== Given entries

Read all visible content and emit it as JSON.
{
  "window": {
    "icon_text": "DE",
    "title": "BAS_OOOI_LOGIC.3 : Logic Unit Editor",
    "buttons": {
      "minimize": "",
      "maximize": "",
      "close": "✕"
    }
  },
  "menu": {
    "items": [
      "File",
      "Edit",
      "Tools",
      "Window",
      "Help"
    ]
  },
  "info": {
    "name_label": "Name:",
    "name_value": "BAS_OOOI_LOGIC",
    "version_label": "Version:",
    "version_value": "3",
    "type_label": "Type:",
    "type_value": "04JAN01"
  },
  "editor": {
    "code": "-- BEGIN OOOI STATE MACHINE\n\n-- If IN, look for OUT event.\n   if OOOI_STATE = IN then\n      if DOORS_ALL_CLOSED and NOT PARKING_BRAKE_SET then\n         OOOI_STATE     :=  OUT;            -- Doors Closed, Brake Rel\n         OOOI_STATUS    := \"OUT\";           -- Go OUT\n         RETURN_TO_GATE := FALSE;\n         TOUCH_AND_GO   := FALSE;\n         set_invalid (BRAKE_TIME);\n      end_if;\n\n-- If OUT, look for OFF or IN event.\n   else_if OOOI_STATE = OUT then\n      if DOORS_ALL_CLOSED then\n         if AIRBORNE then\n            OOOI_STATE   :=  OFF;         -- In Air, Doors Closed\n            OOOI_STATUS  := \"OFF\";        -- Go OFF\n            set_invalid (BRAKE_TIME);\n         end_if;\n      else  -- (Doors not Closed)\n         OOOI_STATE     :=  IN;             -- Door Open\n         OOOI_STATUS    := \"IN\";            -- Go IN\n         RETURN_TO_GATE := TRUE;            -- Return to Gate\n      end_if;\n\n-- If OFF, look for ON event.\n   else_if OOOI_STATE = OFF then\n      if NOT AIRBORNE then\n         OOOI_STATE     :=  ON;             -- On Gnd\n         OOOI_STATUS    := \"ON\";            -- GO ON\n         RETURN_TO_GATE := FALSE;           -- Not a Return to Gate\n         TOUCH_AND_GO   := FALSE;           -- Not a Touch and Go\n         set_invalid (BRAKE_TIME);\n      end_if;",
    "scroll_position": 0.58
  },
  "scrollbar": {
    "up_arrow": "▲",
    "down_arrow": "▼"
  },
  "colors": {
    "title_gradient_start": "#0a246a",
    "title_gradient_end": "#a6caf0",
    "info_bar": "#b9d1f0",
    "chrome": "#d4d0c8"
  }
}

====

● Aim of the exercise: Using the data above, print every record exactly as shown.

● Result of this exercise:
Read all visible content and emit it as JSON.
{
  "window": {
    "icon_text": "DE",
    "title": "BAS_OOOI_LOGIC.3 : Logic Unit Editor",
    "buttons": {
      "minimize": "",
      "maximize": "",
      "close": "✕"
    }
  },
  "menu": {
    "items": [
      "File",
      "Edit",
      "Tools",
      "Window",
      "Help"
    ]
  },
  "info": {
    "name_label": "Name:",
    "name_value": "BAS_OOOI_LOGIC",
    "version_label": "Version:",
    "version_value": "3",
    "type_label": "Type:",
    "type_value": "04JAN01"
  },
  "editor": {
    "code": "-- BEGIN OOOI STATE MACHINE\n\n-- If IN, look for OUT event.\n   if OOOI_STATE = IN then\n      if DOORS_ALL_CLOSED and NOT PARKING_BRAKE_SET then\n         OOOI_STATE     :=  OUT;            -- Doors Closed, Brake Rel\n         OOOI_STATUS    := \"OUT\";           -- Go OUT\n         RETURN_TO_GATE := FALSE;\n         TOUCH_AND_GO   := FALSE;\n         set_invalid (BRAKE_TIME);\n      end_if;\n\n-- If OUT, look for OFF or IN event.\n   else_if OOOI_STATE = OUT then\n      if DOORS_ALL_CLOSED then\n         if AIRBORNE then\n            OOOI_STATE   :=  OFF;         -- In Air, Doors Closed\n            OOOI_STATUS  := \"OFF\";        -- Go OFF\n            set_invalid (BRAKE_TIME);\n         end_if;\n      else  -- (Doors not Closed)\n         OOOI_STATE     :=  IN;             -- Door Open\n         OOOI_STATUS    := \"IN\";            -- Go IN\n         RETURN_TO_GATE := TRUE;            -- Return to Gate\n      end_if;\n\n-- If OFF, look for ON event.\n   else_if OOOI_STATE = OFF then\n      if NOT AIRBORNE then\n         OOOI_STATE     :=  ON;             -- On Gnd\n         OOOI_STATUS    := \"ON\";            -- GO ON\n         RETURN_TO_GATE := FALSE;           -- Not a Return to Gate\n         TOUCH_AND_GO   := FALSE;           -- Not a Touch and Go\n         set_invalid (BRAKE_TIME);\n      end_if;",
    "scroll_position": 0.58
  },
  "scrollbar": {
    "up_arrow": "▲",
    "down_arrow": "▼"
  },
  "colors": {
    "title_gradient_start": "#0a246a",
    "title_gradient_end": "#a6caf0",
    "info_bar": "#b9d1f0",
    "chrome": "#d4d0c8"
  }
}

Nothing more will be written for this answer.